Prompt
Copy each line of the records that holds the string "this".

+--

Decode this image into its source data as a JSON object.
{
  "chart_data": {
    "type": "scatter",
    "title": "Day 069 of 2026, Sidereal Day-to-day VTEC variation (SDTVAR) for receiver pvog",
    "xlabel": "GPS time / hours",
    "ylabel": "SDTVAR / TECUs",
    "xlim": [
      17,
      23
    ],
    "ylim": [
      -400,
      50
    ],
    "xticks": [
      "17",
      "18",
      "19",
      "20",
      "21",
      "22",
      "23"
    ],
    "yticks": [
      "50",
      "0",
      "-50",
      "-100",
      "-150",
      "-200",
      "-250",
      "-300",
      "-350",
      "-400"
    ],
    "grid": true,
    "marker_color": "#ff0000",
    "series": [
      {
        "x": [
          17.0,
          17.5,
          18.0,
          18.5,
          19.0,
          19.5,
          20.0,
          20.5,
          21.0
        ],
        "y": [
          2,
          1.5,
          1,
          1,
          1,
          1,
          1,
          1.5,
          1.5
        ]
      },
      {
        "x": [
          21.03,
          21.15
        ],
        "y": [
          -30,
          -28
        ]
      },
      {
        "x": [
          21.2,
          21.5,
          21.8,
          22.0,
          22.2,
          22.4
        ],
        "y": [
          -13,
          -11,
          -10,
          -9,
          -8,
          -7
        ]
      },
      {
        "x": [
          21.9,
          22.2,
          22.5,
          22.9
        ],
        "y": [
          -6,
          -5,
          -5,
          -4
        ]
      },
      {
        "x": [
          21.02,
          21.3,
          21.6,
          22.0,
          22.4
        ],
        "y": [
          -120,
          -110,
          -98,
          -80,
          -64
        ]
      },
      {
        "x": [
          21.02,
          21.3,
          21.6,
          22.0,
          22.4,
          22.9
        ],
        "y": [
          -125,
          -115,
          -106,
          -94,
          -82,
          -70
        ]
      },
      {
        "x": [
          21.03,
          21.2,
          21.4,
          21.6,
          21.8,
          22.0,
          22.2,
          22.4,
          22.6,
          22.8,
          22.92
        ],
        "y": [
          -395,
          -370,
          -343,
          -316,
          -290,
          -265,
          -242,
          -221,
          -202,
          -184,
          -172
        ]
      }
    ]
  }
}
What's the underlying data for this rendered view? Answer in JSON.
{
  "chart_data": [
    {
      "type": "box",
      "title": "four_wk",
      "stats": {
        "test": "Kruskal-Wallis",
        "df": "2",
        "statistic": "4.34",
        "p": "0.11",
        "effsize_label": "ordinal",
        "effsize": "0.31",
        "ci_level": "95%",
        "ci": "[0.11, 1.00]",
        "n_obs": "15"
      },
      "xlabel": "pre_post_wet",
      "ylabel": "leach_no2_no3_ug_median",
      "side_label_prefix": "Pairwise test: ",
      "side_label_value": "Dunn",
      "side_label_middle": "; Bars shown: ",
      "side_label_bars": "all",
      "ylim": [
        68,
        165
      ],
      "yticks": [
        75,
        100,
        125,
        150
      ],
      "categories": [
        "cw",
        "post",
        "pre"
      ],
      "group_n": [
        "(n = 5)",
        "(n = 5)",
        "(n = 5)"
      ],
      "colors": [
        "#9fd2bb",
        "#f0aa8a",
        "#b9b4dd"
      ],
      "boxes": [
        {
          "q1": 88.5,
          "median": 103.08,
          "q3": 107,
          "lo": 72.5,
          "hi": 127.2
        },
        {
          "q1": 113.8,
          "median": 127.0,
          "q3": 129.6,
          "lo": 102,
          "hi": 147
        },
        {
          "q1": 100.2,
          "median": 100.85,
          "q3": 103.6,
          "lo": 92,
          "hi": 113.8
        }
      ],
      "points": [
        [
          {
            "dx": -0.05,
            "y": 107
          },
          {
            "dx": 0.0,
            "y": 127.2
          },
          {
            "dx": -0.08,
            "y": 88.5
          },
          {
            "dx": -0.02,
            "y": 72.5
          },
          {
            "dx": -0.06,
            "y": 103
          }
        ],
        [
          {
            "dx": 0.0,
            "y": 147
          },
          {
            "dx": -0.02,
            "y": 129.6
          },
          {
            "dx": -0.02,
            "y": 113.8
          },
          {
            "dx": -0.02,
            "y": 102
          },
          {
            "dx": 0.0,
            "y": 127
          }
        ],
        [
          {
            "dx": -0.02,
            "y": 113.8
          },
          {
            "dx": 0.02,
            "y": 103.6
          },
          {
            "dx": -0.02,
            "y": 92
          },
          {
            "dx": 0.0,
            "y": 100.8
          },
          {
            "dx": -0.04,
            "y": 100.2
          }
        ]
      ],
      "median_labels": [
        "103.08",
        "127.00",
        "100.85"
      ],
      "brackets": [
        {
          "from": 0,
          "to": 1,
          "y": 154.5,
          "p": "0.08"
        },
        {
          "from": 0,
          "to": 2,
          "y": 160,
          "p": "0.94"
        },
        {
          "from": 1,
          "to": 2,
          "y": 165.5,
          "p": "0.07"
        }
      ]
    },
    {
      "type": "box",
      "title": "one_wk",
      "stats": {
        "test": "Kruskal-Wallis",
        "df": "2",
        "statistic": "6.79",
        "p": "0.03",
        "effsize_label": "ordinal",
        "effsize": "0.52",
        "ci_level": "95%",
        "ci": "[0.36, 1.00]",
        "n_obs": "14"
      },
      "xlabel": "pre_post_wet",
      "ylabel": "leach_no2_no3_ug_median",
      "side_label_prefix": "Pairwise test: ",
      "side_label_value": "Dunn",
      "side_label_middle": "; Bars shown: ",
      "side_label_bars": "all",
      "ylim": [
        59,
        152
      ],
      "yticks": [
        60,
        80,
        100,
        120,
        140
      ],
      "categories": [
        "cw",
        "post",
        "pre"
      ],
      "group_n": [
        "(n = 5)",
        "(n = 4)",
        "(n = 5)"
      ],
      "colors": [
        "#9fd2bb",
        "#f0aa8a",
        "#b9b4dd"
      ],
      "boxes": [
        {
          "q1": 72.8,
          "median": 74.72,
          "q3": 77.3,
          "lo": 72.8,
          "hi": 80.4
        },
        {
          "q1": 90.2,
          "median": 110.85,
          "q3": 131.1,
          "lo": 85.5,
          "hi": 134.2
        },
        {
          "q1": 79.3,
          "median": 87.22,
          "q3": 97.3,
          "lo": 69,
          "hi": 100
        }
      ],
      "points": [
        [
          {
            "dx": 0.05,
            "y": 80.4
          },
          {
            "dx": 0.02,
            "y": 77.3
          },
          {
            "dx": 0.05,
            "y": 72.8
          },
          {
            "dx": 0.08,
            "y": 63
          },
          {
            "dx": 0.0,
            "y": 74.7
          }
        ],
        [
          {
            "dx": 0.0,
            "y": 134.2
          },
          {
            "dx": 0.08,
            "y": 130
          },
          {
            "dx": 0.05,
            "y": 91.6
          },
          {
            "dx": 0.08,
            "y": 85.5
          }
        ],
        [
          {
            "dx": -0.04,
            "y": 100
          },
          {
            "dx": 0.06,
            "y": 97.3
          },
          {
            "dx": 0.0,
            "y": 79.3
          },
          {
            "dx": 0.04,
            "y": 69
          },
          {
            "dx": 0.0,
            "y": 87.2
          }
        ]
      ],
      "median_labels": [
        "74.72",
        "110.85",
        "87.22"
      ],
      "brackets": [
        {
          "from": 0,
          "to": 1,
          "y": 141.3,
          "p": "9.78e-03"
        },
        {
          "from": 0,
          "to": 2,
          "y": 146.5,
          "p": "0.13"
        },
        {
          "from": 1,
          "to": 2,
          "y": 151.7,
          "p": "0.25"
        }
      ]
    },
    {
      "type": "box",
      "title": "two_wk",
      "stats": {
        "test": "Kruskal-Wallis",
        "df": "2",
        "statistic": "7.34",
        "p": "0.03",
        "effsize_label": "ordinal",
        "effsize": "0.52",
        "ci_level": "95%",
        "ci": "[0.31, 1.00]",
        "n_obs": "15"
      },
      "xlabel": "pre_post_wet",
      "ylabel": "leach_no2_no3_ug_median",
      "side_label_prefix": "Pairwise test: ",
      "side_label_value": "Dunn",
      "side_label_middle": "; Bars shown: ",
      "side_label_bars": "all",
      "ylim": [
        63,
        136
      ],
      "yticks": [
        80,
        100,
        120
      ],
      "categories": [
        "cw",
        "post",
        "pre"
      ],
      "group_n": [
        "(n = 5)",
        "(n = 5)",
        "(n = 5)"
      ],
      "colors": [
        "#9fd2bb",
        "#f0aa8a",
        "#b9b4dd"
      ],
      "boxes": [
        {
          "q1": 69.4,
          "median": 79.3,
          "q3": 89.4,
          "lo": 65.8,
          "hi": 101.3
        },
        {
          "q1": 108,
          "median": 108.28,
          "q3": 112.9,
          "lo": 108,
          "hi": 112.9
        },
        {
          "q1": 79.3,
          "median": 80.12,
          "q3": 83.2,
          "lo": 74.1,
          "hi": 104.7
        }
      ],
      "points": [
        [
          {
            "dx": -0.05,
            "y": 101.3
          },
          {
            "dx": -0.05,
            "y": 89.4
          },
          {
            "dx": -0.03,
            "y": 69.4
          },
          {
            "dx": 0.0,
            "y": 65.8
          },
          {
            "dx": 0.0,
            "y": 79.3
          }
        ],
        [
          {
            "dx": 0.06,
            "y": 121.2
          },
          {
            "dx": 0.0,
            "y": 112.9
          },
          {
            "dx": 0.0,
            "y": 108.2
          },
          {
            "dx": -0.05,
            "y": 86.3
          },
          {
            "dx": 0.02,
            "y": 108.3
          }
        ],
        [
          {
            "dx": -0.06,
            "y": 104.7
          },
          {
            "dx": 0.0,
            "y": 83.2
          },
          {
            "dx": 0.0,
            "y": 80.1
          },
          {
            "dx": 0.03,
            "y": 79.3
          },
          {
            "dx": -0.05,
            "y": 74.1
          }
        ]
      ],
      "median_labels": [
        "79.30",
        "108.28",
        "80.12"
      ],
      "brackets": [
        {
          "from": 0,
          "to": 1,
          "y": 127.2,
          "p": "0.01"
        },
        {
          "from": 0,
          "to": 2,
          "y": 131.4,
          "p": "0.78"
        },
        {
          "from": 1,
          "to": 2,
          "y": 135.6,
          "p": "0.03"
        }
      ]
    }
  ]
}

+--

Written solution
Decode this image into its source data as a JSON object.
What's the underlying data for this rendered view? Answer in JSON.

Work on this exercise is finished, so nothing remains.